____ TASK INPUT

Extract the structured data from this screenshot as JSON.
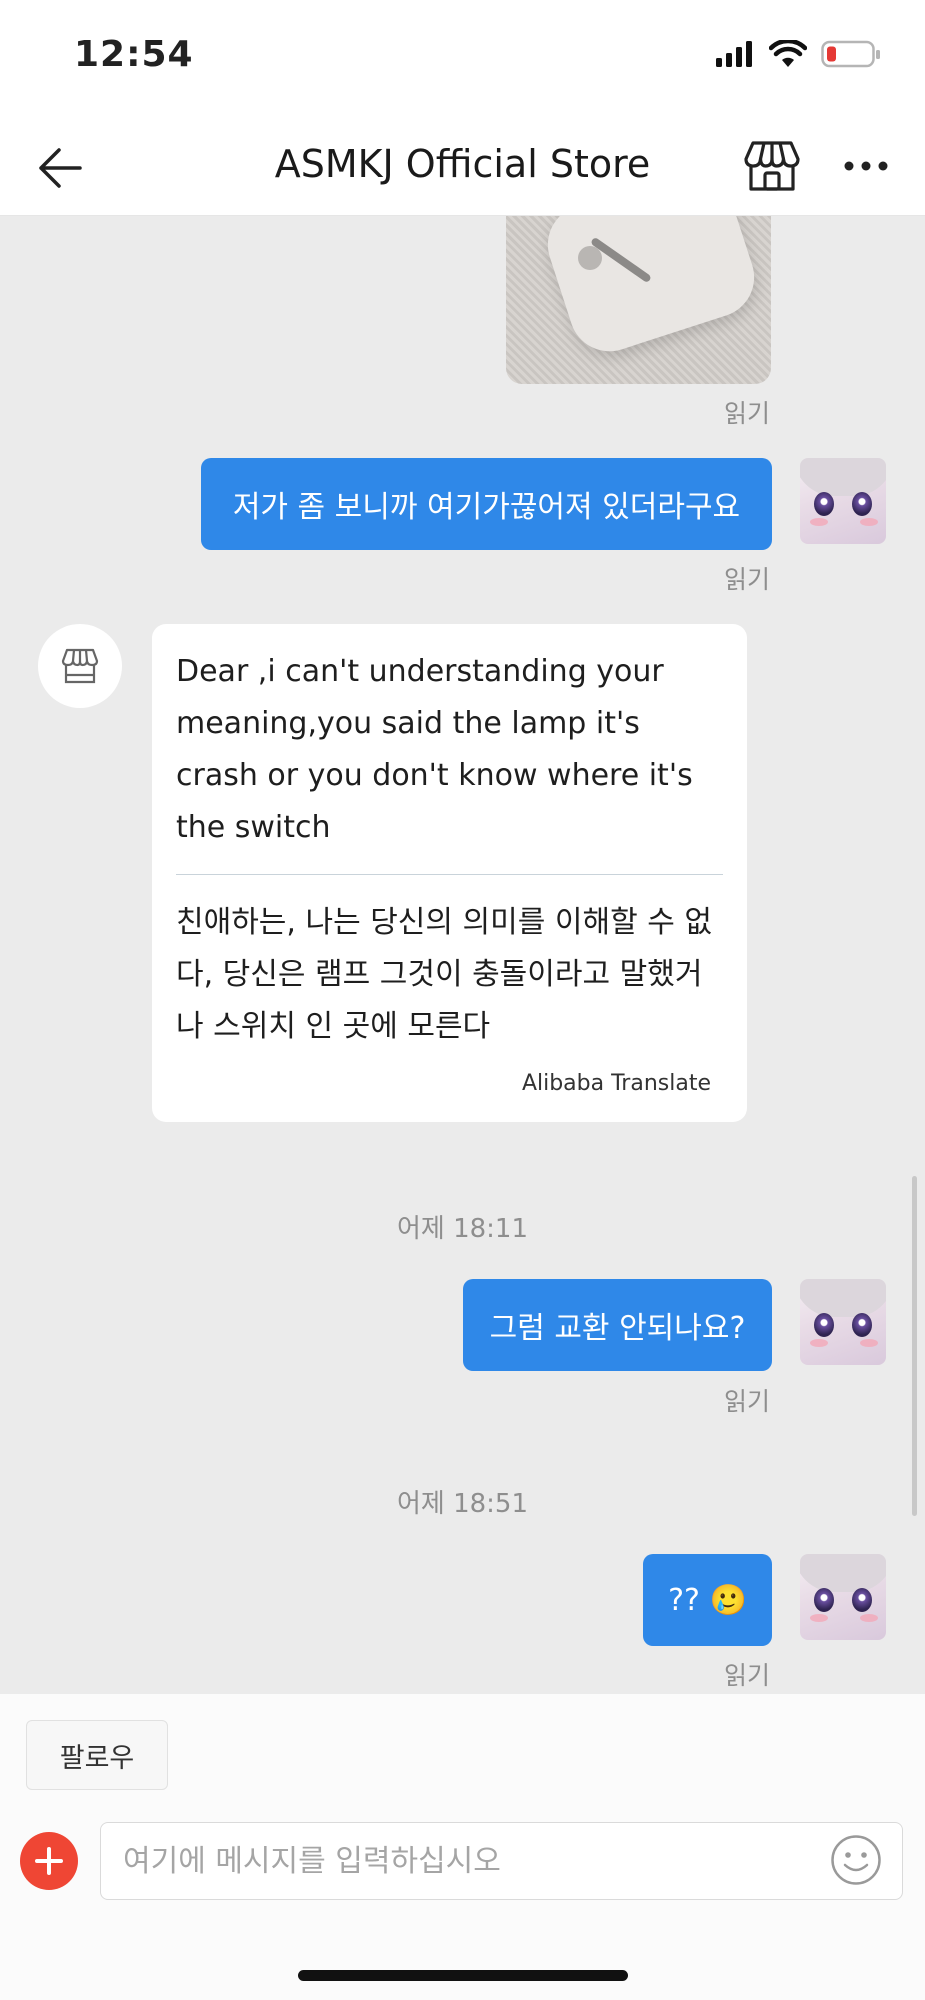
{
  "status_bar": {
    "time": "12:54"
  },
  "header": {
    "title": "ASMKJ Official Store"
  },
  "messages": {
    "read_label": "읽기",
    "out1": "저가 좀 보니까 여기가끊어져 있더라구요",
    "in1": {
      "original": "Dear ,i can't understanding your meaning,you said the lamp it's crash or you don't know where it's the switch",
      "translated": "친애하는, 나는 당신의 의미를 이해할 수 없다, 당신은 램프 그것이 충돌이라고 말했거나 스위치 인 곳에 모른다",
      "translator": "Alibaba Translate"
    },
    "time1": "어제 18:11",
    "out2": "그럼 교환 안되나요?",
    "time2": "어제 18:51",
    "out3": "?? 🥲"
  },
  "bottom": {
    "follow_label": "팔로우",
    "input_placeholder": "여기에 메시지를 입력하십시오"
  },
  "colors": {
    "accent": "#2f88e8",
    "add": "#ef4634",
    "chat_bg": "#ebebeb"
  }
}
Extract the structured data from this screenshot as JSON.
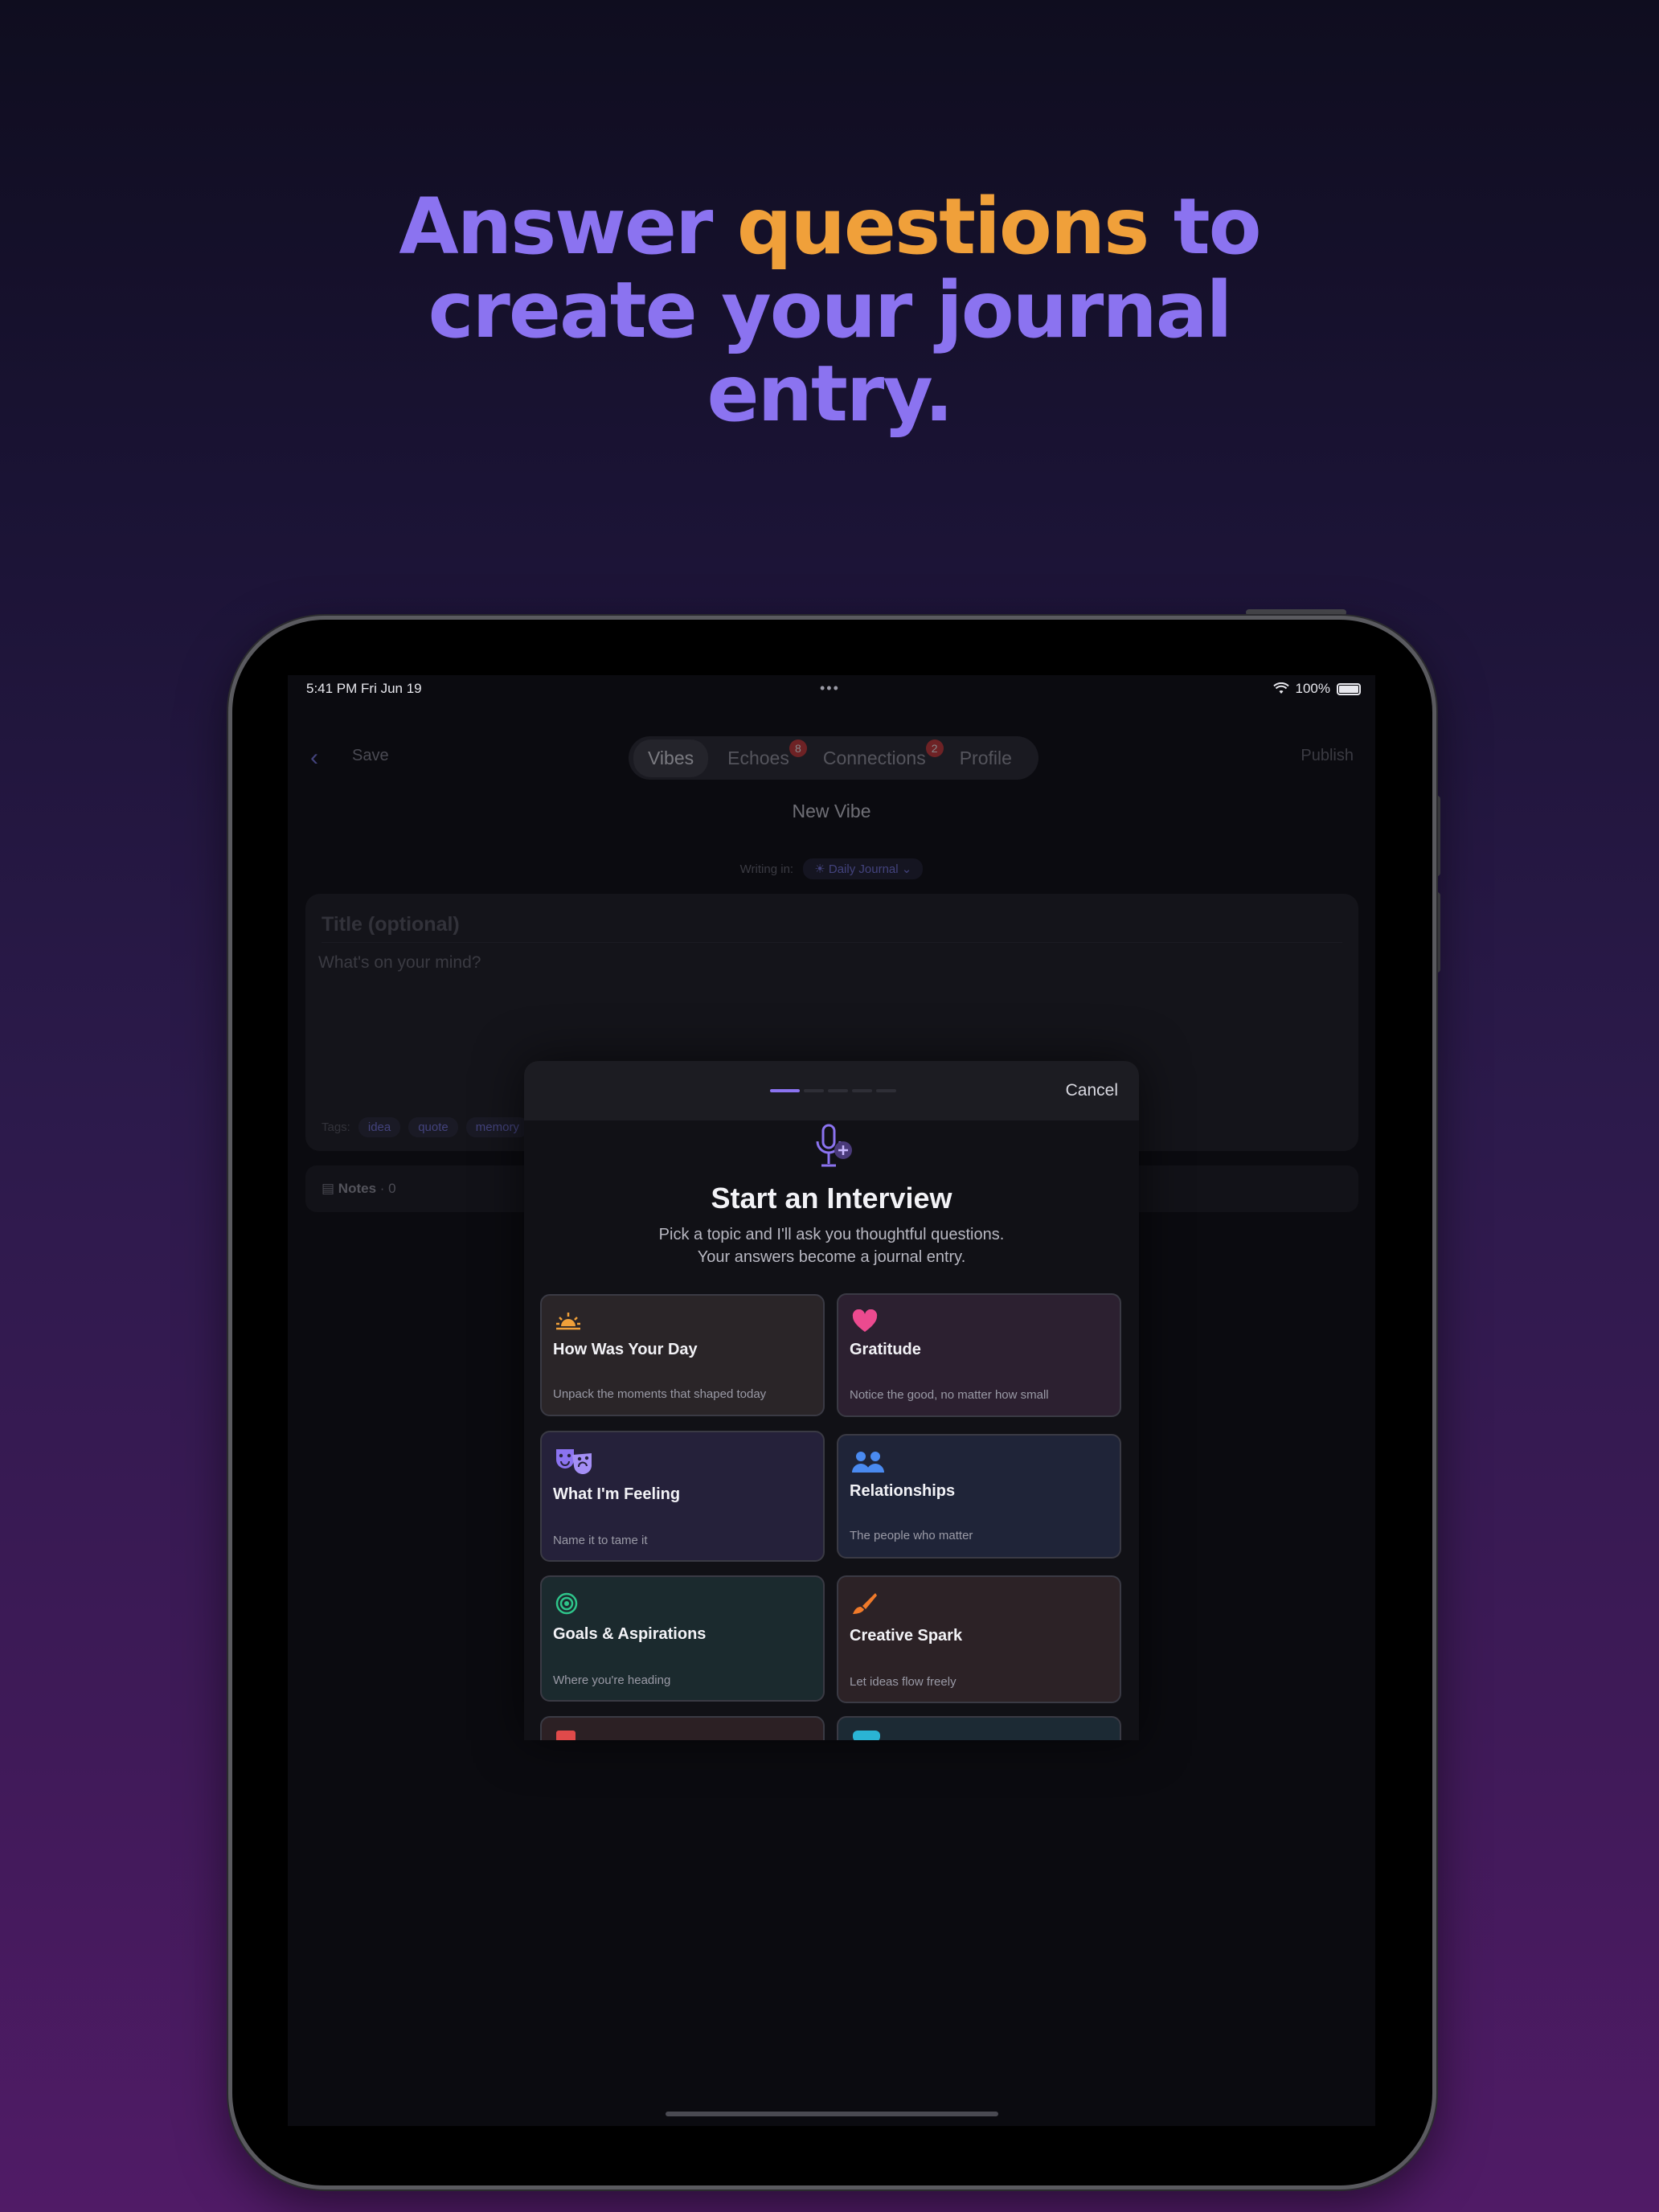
{
  "headline": {
    "part1": "Answer ",
    "highlight": "questions",
    "part2": " to",
    "line2": "create your journal",
    "line3": "entry."
  },
  "status_bar": {
    "time": "5:41 PM   Fri Jun 19",
    "dots": "•••",
    "battery": "100%"
  },
  "nav": {
    "save": "Save",
    "publish": "Publish",
    "back_icon": "chevron-left-icon"
  },
  "tabs": [
    {
      "label": "Vibes",
      "active": true
    },
    {
      "label": "Echoes",
      "badge": "8"
    },
    {
      "label": "Connections",
      "badge": "2"
    },
    {
      "label": "Profile"
    }
  ],
  "page_title": "New Vibe",
  "writing_in": {
    "label": "Writing in:",
    "journal": "☀ Daily Journal ⌄"
  },
  "editor": {
    "title_placeholder": "Title (optional)",
    "body_placeholder": "What's on your mind?",
    "tags_label": "Tags:",
    "tags": [
      "idea",
      "quote",
      "memory"
    ]
  },
  "notes": {
    "label": "Notes",
    "count": "· 0"
  },
  "sheet": {
    "cancel": "Cancel",
    "title": "Start an Interview",
    "subtitle_line1": "Pick a topic and I'll ask you thoughtful questions.",
    "subtitle_line2": "Your answers become a journal entry.",
    "topics": [
      {
        "title": "How Was Your Day",
        "desc": "Unpack the moments that shaped today",
        "icon": "sunrise-icon",
        "color": "#f0a03a"
      },
      {
        "title": "Gratitude",
        "desc": "Notice the good, no matter how small",
        "icon": "heart-icon",
        "color": "#ec4a8f"
      },
      {
        "title": "What I'm Feeling",
        "desc": "Name it to tame it",
        "icon": "theater-masks-icon",
        "color": "#8b73f0"
      },
      {
        "title": "Relationships",
        "desc": "The people who matter",
        "icon": "people-icon",
        "color": "#4a8af0"
      },
      {
        "title": "Goals & Aspirations",
        "desc": "Where you're heading",
        "icon": "target-icon",
        "color": "#2ec48a"
      },
      {
        "title": "Creative Spark",
        "desc": "Let ideas flow freely",
        "icon": "paintbrush-icon",
        "color": "#f07a2a"
      }
    ]
  }
}
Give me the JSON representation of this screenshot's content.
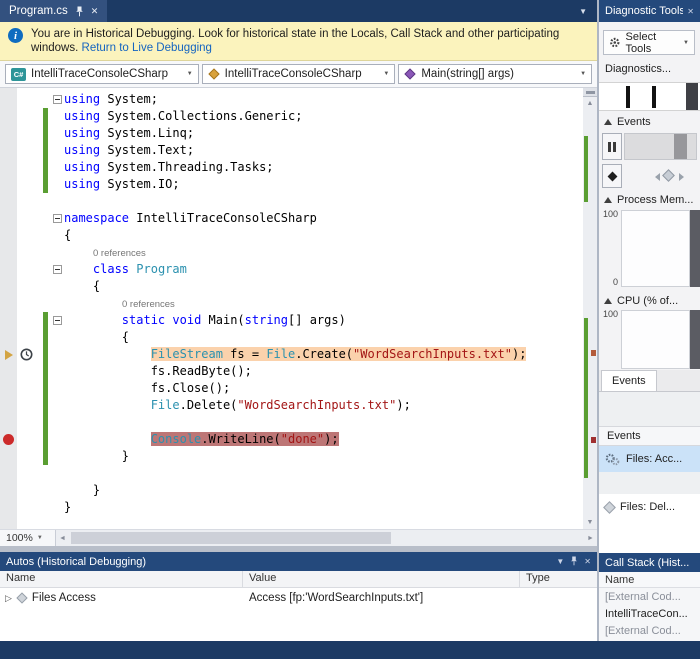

________

◆ WHAT IS NEEDED:
Go through the records above and copy every line with the word "matter".

◆ REPLY:
        "desc": "Notice the good, no matter how small",
        "desc": "The people who matter",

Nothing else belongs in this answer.